"""

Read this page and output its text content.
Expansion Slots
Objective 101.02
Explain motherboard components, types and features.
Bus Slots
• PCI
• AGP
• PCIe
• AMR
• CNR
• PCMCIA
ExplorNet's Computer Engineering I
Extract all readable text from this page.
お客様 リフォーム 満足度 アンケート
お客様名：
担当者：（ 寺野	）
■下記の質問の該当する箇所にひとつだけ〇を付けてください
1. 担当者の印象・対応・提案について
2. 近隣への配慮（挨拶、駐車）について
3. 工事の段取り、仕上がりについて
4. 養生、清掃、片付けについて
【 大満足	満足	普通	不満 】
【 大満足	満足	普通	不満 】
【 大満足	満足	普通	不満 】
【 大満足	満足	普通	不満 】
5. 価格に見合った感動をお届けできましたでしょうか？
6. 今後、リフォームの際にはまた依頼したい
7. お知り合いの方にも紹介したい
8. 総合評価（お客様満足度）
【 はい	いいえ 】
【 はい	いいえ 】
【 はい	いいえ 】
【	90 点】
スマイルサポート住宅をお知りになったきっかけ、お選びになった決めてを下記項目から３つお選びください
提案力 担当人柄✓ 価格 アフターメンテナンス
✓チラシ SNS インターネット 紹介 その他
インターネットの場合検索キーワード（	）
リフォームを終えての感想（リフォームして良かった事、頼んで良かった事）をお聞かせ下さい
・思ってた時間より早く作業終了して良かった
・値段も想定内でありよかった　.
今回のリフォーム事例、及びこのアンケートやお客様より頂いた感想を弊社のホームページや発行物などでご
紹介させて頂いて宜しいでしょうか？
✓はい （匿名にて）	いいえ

"""

§ Work to be completed
Repeat exactly, and only, the lines from the line with "Extract all readable text from this page." through the end of the listing above, both ends included.

§ Written reply
Extract all readable text from this page.
お客様 リフォーム 満足度 アンケート
お客様名：
担当者：（ 寺野	）
■下記の質問の該当する箇所にひとつだけ〇を付けてください
1. 担当者の印象・対応・提案について
2. 近隣への配慮（挨拶、駐車）について
3. 工事の段取り、仕上がりについて
4. 養生、清掃、片付けについて
【 大満足	満足	普通	不満 】
【 大満足	満足	普通	不満 】
【 大満足	満足	普通	不満 】
【 大満足	満足	普通	不満 】
5. 価格に見合った感動をお届けできましたでしょうか？
6. 今後、リフォームの際にはまた依頼したい
7. お知り合いの方にも紹介したい
8. 総合評価（お客様満足度）
【 はい	いいえ 】
【 はい	いいえ 】
【 はい	いいえ 】
【	90 点】
スマイルサポート住宅をお知りになったきっかけ、お選びになった決めてを下記項目から３つお選びください
提案力 担当人柄✓ 価格 アフターメンテナンス
✓チラシ SNS インターネット 紹介 その他
インターネットの場合検索キーワード（	）
リフォームを終えての感想（リフォームして良かった事、頼んで良かった事）をお聞かせ下さい
・思ってた時間より早く作業終了して良かった
・値段も想定内でありよかった　.
今回のリフォーム事例、及びこのアンケートやお客様より頂いた感想を弊社のホームページや発行物などでご
紹介させて頂いて宜しいでしょうか？
✓はい （匿名にて）	いいえ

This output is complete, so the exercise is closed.